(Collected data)

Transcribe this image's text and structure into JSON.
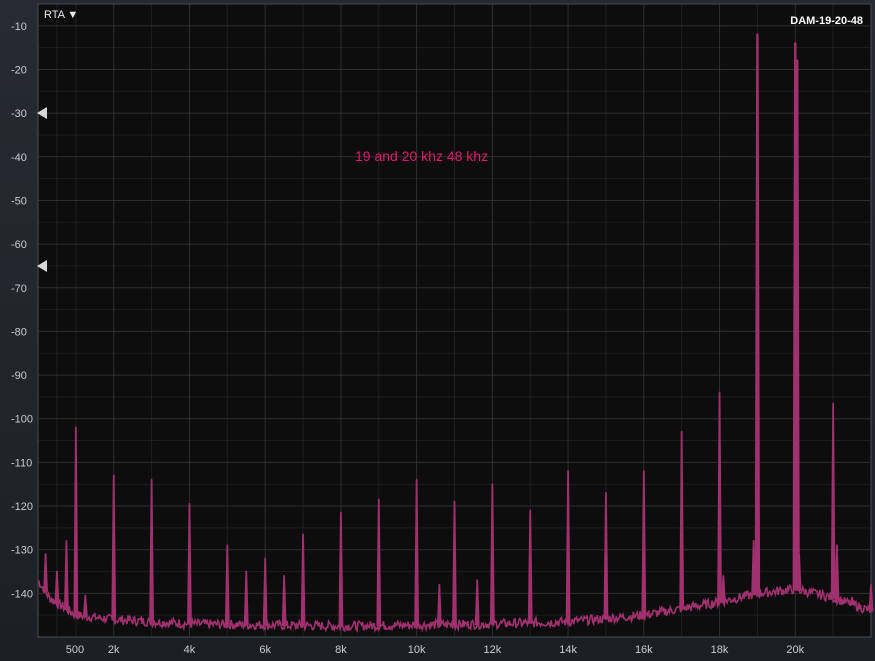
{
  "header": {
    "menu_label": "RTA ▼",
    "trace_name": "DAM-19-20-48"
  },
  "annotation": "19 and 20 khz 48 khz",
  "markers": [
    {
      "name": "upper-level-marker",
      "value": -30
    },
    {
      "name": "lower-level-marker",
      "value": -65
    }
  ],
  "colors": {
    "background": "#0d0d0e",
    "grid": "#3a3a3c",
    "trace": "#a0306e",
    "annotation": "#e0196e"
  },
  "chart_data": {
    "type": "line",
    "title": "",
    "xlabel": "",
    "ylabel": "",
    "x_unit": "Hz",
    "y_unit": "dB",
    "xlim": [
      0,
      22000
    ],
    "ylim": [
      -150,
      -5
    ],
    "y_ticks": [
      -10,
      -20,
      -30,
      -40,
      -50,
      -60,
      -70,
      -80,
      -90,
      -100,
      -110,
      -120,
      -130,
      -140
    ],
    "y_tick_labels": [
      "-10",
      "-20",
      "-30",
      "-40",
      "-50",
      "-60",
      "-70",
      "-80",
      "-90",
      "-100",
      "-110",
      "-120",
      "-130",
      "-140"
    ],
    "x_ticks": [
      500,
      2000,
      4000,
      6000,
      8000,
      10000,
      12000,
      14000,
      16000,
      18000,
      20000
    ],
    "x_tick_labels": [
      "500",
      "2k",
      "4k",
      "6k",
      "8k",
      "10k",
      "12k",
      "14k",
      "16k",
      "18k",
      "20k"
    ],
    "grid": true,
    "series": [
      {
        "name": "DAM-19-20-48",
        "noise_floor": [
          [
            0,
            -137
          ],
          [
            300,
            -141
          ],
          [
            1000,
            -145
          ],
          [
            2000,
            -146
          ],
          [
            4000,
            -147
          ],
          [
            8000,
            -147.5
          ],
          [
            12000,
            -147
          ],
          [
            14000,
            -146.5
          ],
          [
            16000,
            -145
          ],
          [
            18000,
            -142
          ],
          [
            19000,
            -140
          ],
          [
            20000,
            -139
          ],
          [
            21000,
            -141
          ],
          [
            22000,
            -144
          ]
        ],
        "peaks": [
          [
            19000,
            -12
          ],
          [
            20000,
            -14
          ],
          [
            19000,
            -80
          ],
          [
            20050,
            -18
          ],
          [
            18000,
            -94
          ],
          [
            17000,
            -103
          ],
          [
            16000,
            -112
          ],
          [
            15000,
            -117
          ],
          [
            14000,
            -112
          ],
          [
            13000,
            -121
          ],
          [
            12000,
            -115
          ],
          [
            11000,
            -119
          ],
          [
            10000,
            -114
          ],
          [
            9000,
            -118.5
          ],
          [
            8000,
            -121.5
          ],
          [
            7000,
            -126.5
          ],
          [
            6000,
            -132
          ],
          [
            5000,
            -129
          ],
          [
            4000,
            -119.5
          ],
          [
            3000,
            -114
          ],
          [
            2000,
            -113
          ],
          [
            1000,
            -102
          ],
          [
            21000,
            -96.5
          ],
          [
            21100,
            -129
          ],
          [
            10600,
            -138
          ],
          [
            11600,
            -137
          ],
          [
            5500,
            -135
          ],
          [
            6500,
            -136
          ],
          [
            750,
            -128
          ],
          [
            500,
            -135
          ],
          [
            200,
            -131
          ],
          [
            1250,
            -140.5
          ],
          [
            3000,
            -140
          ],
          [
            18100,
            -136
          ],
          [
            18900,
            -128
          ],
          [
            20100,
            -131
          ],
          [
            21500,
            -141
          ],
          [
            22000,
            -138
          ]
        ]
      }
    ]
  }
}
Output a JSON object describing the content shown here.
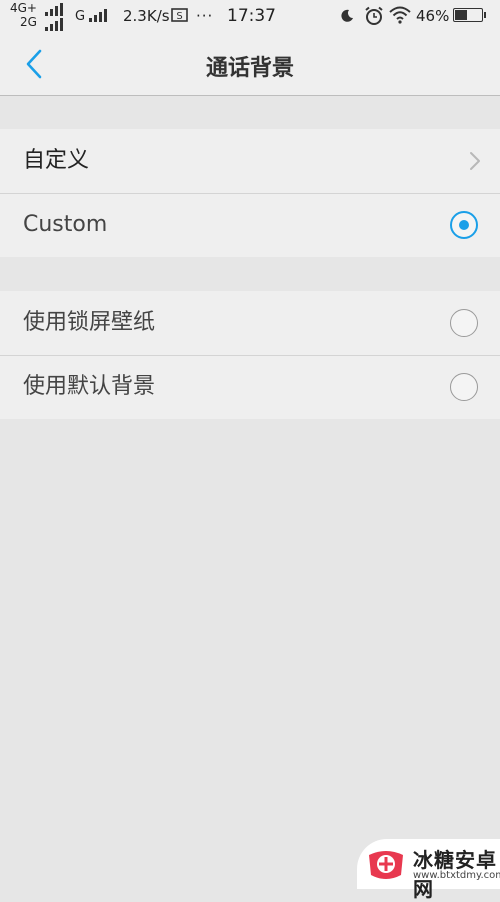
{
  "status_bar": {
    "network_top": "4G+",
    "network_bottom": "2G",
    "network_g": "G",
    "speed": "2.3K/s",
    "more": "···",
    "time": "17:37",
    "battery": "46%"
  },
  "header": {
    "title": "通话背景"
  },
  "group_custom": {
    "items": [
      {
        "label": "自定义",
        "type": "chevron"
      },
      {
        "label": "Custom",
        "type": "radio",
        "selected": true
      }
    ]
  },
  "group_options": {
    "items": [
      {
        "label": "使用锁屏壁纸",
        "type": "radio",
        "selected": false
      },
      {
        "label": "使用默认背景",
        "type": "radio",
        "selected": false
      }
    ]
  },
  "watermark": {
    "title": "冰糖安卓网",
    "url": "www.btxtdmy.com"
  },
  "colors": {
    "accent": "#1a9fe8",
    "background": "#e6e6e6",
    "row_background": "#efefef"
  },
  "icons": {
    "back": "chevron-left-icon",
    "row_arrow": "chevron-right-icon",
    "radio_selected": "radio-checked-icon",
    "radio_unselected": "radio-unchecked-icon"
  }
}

TASK DIRECTIONS:
Without the pictures, write out every entry precisely as it appears.

WRITTEN RESPONSE:
Transcribe this image's text and structure into JSON.
{
  "header": {
    "menu_label": "RTA ▼",
    "trace_name": "DAM-19-20-48"
  },
  "annotation": "19 and 20 khz 48 khz",
  "markers": [
    {
      "name": "upper-level-marker",
      "value": -30
    },
    {
      "name": "lower-level-marker",
      "value": -65
    }
  ],
  "colors": {
    "background": "#0d0d0e",
    "grid": "#3a3a3c",
    "trace": "#a0306e",
    "annotation": "#e0196e"
  },
  "chart_data": {
    "type": "line",
    "title": "",
    "xlabel": "",
    "ylabel": "",
    "x_unit": "Hz",
    "y_unit": "dB",
    "xlim": [
      0,
      22000
    ],
    "ylim": [
      -150,
      -5
    ],
    "y_ticks": [
      -10,
      -20,
      -30,
      -40,
      -50,
      -60,
      -70,
      -80,
      -90,
      -100,
      -110,
      -120,
      -130,
      -140
    ],
    "y_tick_labels": [
      "-10",
      "-20",
      "-30",
      "-40",
      "-50",
      "-60",
      "-70",
      "-80",
      "-90",
      "-100",
      "-110",
      "-120",
      "-130",
      "-140"
    ],
    "x_ticks": [
      500,
      2000,
      4000,
      6000,
      8000,
      10000,
      12000,
      14000,
      16000,
      18000,
      20000
    ],
    "x_tick_labels": [
      "500",
      "2k",
      "4k",
      "6k",
      "8k",
      "10k",
      "12k",
      "14k",
      "16k",
      "18k",
      "20k"
    ],
    "grid": true,
    "series": [
      {
        "name": "DAM-19-20-48",
        "noise_floor": [
          [
            0,
            -137
          ],
          [
            300,
            -141
          ],
          [
            1000,
            -145
          ],
          [
            2000,
            -146
          ],
          [
            4000,
            -147
          ],
          [
            8000,
            -147.5
          ],
          [
            12000,
            -147
          ],
          [
            14000,
            -146.5
          ],
          [
            16000,
            -145
          ],
          [
            18000,
            -142
          ],
          [
            19000,
            -140
          ],
          [
            20000,
            -139
          ],
          [
            21000,
            -141
          ],
          [
            22000,
            -144
          ]
        ],
        "peaks": [
          [
            19000,
            -12
          ],
          [
            20000,
            -14
          ],
          [
            19000,
            -80
          ],
          [
            20050,
            -18
          ],
          [
            18000,
            -94
          ],
          [
            17000,
            -103
          ],
          [
            16000,
            -112
          ],
          [
            15000,
            -117
          ],
          [
            14000,
            -112
          ],
          [
            13000,
            -121
          ],
          [
            12000,
            -115
          ],
          [
            11000,
            -119
          ],
          [
            10000,
            -114
          ],
          [
            9000,
            -118.5
          ],
          [
            8000,
            -121.5
          ],
          [
            7000,
            -126.5
          ],
          [
            6000,
            -132
          ],
          [
            5000,
            -129
          ],
          [
            4000,
            -119.5
          ],
          [
            3000,
            -114
          ],
          [
            2000,
            -113
          ],
          [
            1000,
            -102
          ],
          [
            21000,
            -96.5
          ],
          [
            21100,
            -129
          ],
          [
            10600,
            -138
          ],
          [
            11600,
            -137
          ],
          [
            5500,
            -135
          ],
          [
            6500,
            -136
          ],
          [
            750,
            -128
          ],
          [
            500,
            -135
          ],
          [
            200,
            -131
          ],
          [
            1250,
            -140.5
          ],
          [
            3000,
            -140
          ],
          [
            18100,
            -136
          ],
          [
            18900,
            -128
          ],
          [
            20100,
            -131
          ],
          [
            21500,
            -141
          ],
          [
            22000,
            -138
          ]
        ]
      }
    ]
  }
}
Output a JSON object describing the content shown here.
{
  "status_bar": {
    "network_top": "4G+",
    "network_bottom": "2G",
    "network_g": "G",
    "speed": "2.3K/s",
    "more": "···",
    "time": "17:37",
    "battery": "46%"
  },
  "header": {
    "title": "通话背景"
  },
  "group_custom": {
    "items": [
      {
        "label": "自定义",
        "type": "chevron"
      },
      {
        "label": "Custom",
        "type": "radio",
        "selected": true
      }
    ]
  },
  "group_options": {
    "items": [
      {
        "label": "使用锁屏壁纸",
        "type": "radio",
        "selected": false
      },
      {
        "label": "使用默认背景",
        "type": "radio",
        "selected": false
      }
    ]
  },
  "watermark": {
    "title": "冰糖安卓网",
    "url": "www.btxtdmy.com"
  },
  "colors": {
    "accent": "#1a9fe8",
    "background": "#e6e6e6",
    "row_background": "#efefef"
  },
  "icons": {
    "back": "chevron-left-icon",
    "row_arrow": "chevron-right-icon",
    "radio_selected": "radio-checked-icon",
    "radio_unselected": "radio-unchecked-icon"
  }
}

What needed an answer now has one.